● What this task involves: Work through the data and report how many lines include the string "Delete", giving the number alone.

● Material for this task:
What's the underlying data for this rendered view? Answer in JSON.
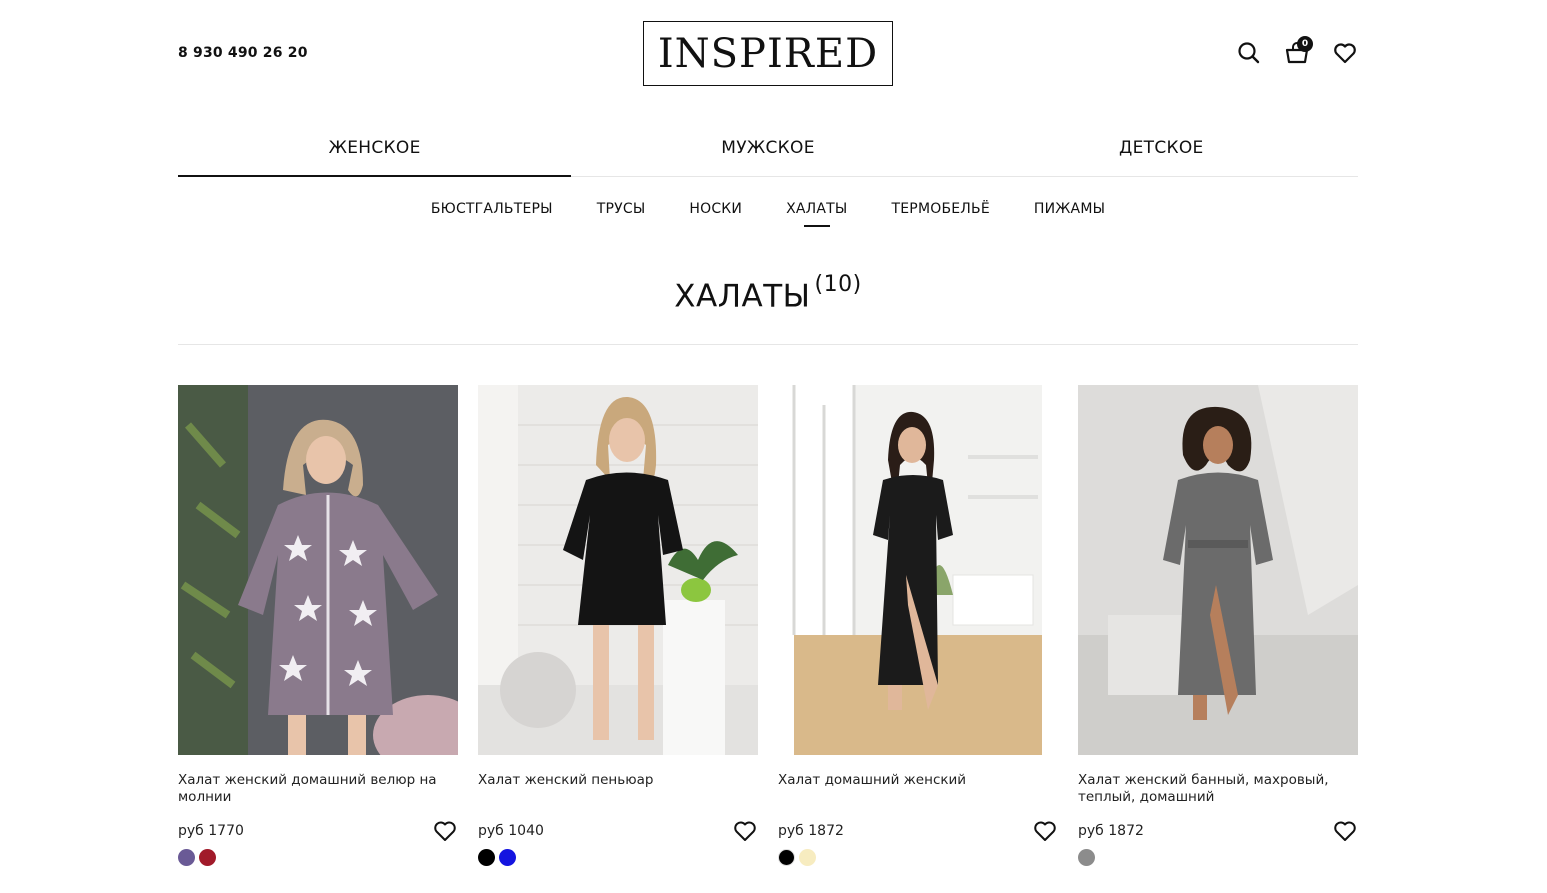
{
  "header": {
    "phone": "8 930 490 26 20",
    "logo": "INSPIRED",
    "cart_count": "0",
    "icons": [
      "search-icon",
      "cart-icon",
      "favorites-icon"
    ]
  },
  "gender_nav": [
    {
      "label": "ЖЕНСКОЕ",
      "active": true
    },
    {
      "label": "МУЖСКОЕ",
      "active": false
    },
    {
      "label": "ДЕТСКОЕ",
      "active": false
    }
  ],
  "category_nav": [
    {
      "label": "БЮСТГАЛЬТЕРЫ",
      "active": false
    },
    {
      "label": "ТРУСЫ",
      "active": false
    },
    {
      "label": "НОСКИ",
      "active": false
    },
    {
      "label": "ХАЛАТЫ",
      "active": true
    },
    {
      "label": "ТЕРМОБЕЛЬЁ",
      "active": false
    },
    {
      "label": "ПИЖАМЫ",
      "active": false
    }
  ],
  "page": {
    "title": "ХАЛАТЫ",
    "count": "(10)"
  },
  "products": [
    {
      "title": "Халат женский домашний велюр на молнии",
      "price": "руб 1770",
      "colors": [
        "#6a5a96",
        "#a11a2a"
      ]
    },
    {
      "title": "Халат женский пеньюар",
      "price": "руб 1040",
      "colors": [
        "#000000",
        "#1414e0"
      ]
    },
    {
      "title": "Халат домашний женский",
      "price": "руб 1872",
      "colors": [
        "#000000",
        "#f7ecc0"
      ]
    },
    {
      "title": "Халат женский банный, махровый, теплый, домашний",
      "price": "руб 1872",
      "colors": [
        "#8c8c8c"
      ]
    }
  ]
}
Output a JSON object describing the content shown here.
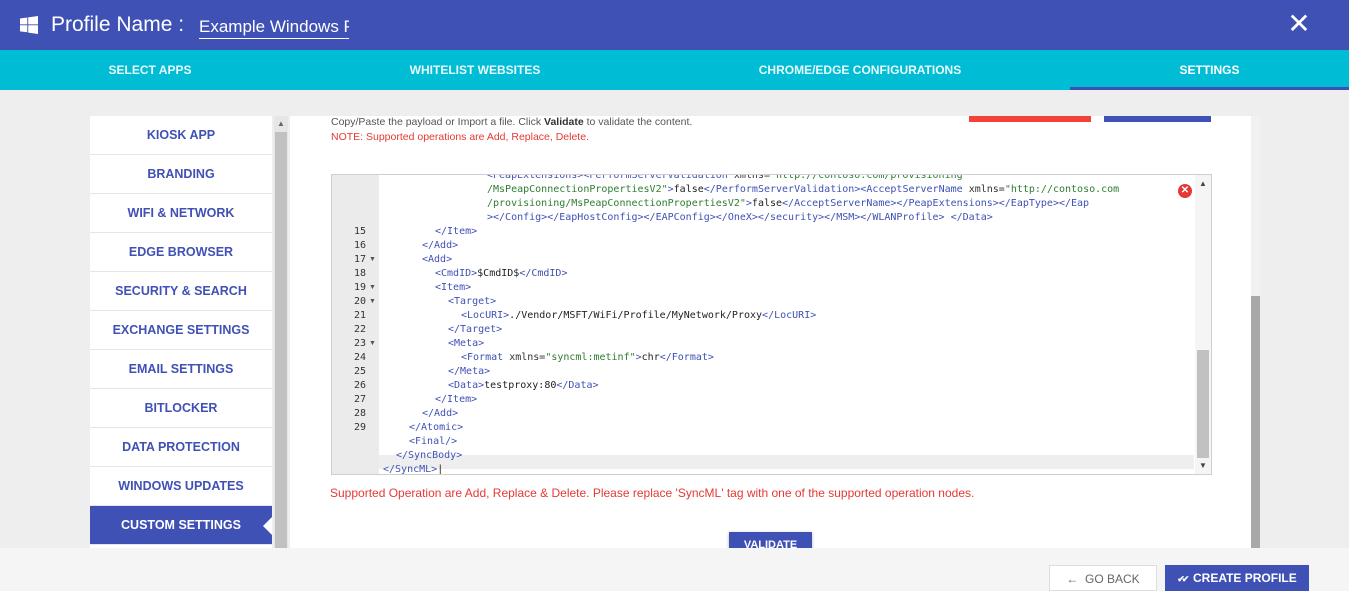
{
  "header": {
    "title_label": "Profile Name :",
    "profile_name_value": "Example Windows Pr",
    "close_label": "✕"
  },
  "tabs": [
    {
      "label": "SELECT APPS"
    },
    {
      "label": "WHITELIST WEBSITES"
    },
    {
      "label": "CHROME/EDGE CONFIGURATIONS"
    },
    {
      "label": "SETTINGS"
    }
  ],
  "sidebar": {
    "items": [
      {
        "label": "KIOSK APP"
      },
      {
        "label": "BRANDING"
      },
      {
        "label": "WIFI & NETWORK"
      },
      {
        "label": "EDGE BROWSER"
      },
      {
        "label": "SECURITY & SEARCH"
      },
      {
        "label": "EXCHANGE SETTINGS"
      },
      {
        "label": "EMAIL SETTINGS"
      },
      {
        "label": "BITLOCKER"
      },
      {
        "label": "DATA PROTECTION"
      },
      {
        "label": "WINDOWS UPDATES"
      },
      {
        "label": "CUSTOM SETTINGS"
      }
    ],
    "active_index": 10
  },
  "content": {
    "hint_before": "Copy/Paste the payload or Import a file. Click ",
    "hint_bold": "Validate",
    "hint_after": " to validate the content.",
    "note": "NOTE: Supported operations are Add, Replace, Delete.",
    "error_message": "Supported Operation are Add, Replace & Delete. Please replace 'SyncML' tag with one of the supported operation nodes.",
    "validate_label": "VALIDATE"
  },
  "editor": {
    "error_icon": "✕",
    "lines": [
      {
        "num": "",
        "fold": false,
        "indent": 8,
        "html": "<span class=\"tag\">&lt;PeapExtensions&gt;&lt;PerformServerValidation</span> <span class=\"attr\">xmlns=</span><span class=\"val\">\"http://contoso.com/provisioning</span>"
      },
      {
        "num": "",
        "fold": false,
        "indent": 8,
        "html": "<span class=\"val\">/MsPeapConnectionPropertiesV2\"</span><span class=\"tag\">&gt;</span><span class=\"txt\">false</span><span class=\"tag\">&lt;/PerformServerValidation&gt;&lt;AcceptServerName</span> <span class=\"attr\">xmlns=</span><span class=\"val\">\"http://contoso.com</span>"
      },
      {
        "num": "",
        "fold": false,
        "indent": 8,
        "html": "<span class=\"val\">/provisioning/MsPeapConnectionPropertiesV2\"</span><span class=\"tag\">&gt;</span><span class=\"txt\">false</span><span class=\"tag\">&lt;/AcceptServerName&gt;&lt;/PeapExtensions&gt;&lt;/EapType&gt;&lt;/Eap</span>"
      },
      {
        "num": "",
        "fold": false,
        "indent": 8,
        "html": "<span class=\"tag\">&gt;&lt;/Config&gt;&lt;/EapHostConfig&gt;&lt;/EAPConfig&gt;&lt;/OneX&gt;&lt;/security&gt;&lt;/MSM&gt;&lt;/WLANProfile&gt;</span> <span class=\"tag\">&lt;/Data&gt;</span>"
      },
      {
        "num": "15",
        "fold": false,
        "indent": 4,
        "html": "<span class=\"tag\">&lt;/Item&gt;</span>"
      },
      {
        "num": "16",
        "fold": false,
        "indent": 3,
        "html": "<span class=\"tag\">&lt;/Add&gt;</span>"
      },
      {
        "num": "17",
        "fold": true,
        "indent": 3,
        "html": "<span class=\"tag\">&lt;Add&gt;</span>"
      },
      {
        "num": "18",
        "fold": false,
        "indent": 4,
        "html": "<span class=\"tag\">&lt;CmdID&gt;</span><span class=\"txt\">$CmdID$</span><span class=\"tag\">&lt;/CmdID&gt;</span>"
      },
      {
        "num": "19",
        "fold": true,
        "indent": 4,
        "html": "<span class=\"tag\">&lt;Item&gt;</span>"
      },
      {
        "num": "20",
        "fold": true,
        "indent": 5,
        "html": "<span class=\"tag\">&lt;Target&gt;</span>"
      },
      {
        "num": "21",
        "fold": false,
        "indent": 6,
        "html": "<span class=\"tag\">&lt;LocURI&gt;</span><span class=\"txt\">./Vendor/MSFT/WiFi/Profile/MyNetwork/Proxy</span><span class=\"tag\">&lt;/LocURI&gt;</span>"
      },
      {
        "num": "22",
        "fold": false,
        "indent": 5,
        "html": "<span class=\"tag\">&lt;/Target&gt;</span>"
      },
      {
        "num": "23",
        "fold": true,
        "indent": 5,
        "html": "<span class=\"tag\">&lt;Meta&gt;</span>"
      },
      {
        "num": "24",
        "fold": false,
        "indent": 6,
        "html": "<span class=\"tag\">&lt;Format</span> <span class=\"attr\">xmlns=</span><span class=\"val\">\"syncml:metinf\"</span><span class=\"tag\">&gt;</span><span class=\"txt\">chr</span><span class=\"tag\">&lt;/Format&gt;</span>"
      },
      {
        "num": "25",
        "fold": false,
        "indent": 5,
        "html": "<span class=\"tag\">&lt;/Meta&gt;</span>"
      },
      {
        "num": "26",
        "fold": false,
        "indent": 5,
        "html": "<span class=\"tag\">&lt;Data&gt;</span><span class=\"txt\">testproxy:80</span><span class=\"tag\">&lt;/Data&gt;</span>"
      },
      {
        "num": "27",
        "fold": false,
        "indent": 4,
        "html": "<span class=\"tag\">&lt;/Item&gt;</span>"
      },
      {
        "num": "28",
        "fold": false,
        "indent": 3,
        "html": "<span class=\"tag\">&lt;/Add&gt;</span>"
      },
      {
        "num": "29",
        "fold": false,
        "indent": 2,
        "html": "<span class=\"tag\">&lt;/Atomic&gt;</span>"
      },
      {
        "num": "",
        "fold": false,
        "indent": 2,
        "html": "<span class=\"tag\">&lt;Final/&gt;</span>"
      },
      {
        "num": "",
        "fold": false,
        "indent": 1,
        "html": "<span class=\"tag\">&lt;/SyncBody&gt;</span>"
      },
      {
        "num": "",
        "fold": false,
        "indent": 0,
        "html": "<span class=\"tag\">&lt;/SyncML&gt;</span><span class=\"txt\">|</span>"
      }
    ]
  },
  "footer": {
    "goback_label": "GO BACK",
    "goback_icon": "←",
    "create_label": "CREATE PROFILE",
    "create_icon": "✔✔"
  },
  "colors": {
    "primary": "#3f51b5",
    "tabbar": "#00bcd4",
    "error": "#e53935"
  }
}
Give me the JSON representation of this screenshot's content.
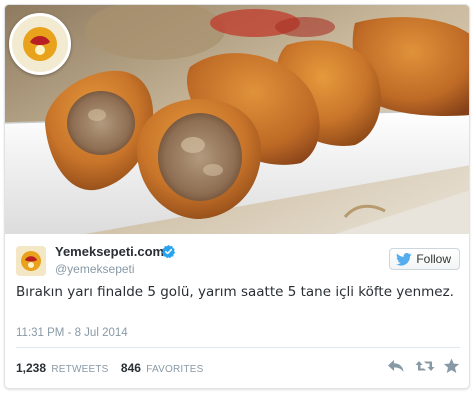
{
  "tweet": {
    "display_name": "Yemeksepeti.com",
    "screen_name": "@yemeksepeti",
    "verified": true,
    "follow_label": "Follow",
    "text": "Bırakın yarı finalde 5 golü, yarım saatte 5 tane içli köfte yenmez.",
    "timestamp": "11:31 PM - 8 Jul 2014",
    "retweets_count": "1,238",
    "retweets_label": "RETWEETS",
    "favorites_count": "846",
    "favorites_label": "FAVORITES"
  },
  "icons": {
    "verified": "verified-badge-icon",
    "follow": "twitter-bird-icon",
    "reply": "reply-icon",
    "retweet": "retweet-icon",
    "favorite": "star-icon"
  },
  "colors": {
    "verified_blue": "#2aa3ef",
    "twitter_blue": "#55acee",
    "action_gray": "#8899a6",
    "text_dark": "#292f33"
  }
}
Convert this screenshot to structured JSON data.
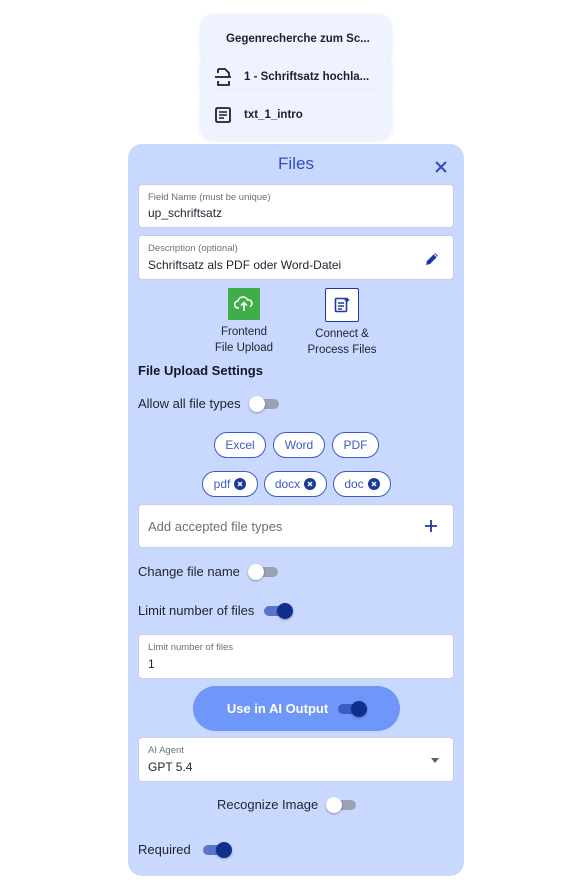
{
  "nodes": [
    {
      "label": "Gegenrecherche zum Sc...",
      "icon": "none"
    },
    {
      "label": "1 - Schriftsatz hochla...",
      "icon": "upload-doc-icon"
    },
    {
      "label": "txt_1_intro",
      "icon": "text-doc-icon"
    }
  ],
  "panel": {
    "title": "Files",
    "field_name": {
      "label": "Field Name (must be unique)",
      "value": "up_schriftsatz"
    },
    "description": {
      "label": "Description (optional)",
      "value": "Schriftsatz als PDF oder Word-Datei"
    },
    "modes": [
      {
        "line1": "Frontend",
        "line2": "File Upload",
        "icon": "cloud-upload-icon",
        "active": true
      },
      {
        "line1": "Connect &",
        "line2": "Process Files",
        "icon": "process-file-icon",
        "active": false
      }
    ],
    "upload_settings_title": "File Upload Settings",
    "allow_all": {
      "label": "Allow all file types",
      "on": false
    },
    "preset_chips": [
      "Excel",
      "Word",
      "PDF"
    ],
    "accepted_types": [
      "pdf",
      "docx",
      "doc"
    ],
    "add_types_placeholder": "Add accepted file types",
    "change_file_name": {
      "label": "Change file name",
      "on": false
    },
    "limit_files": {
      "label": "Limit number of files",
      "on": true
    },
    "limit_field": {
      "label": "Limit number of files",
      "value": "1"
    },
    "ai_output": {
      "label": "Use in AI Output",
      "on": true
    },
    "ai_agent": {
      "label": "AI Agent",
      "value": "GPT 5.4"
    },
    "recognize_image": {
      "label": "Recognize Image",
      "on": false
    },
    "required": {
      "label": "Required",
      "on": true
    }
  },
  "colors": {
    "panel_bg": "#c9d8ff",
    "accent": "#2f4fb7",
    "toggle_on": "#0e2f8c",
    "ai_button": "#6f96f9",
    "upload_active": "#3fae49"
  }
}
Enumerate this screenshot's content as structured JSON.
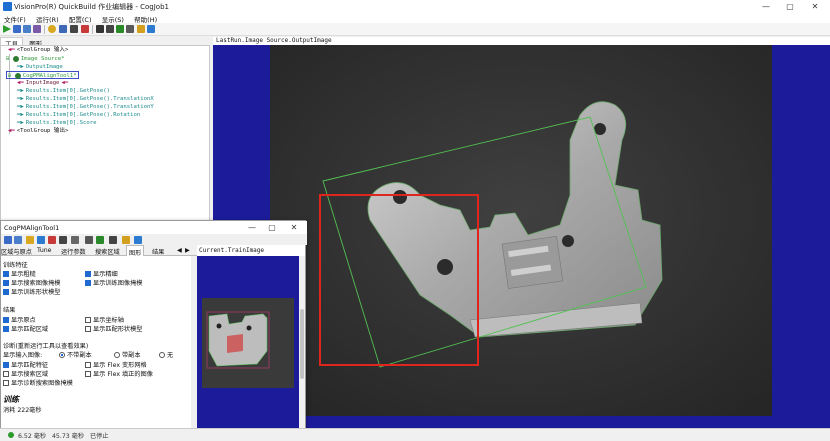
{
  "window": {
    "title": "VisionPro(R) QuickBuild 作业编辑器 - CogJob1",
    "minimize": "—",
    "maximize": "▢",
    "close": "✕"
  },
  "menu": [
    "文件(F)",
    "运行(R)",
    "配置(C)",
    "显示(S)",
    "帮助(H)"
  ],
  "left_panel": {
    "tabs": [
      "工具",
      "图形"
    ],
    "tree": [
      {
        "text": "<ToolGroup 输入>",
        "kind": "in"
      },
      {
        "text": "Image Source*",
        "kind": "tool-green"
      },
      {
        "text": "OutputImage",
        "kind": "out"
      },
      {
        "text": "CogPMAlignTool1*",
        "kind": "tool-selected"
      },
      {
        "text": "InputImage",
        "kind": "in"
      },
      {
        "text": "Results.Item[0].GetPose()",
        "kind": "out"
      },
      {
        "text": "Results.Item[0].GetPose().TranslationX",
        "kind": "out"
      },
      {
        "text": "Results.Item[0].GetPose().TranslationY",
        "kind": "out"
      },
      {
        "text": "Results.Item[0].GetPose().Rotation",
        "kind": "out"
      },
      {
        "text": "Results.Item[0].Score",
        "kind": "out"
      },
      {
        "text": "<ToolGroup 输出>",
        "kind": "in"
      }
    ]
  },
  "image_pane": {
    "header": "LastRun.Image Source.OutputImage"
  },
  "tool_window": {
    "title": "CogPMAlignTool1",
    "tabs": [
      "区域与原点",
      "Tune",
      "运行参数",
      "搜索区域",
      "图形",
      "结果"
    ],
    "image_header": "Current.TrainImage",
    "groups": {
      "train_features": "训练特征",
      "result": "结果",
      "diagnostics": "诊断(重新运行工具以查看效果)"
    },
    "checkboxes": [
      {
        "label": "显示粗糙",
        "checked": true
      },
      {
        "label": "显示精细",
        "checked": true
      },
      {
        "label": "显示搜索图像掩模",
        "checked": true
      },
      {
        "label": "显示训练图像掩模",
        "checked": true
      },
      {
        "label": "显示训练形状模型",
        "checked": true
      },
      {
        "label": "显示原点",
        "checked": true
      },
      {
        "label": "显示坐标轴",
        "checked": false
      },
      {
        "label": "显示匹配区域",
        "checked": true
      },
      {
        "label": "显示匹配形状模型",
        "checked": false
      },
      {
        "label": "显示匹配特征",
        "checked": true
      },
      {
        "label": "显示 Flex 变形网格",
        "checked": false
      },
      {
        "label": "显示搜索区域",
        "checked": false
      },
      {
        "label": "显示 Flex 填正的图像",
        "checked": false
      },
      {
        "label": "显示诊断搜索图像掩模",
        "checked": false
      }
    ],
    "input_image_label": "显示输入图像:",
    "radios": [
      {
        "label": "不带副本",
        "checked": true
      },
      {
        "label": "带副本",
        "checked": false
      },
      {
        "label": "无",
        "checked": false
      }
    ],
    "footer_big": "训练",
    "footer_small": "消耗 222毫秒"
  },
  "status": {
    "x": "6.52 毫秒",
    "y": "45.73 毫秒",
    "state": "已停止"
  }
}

● Result below: 2